The problem ▸ Every line of the data that contains the string "total" must be copied.

Data for this exercise ▸

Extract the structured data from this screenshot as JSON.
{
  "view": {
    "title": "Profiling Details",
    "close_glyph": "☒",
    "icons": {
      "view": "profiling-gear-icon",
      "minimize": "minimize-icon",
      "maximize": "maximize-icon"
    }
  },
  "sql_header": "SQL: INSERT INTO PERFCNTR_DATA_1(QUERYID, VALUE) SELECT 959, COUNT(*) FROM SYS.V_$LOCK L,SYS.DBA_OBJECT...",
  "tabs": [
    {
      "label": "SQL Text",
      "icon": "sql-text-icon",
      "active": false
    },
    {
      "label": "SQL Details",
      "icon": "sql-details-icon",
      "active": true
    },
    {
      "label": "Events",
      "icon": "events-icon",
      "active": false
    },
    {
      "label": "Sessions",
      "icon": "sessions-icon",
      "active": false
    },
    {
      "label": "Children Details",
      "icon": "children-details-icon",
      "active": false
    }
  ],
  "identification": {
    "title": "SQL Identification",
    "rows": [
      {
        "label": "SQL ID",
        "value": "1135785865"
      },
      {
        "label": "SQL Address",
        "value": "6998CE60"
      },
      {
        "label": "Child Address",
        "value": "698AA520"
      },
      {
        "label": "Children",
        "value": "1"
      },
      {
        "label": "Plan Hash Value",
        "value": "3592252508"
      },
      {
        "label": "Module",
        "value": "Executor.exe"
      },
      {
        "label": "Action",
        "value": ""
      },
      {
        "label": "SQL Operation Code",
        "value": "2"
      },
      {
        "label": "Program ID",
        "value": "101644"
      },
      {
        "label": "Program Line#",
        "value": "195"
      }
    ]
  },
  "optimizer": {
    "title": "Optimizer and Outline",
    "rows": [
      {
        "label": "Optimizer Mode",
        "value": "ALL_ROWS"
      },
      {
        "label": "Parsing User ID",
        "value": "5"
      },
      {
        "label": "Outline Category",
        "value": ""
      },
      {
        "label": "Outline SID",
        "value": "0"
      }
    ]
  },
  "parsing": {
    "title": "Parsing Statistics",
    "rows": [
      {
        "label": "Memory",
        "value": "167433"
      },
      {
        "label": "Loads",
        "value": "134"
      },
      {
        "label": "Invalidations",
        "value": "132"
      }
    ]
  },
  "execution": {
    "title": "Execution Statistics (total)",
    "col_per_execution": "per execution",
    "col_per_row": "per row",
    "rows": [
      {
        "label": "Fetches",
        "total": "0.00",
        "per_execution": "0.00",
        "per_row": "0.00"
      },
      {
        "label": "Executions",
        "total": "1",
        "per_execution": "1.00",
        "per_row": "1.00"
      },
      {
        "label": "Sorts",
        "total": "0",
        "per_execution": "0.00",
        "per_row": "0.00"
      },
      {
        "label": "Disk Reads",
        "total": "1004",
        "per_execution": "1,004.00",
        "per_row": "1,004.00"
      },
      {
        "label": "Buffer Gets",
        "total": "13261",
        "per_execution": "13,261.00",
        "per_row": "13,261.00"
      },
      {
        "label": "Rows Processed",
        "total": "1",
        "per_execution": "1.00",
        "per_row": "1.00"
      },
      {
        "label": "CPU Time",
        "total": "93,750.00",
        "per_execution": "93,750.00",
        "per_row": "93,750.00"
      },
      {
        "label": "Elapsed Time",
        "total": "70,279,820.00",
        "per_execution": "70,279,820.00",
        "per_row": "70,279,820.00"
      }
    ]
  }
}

Correct response ▸
    "title": "Execution Statistics (total)",
        "total": "0.00",
        "total": "1",
        "total": "0",
        "total": "1004",
        "total": "13261",
        "total": "1",
        "total": "93,750.00",
        "total": "70,279,820.00",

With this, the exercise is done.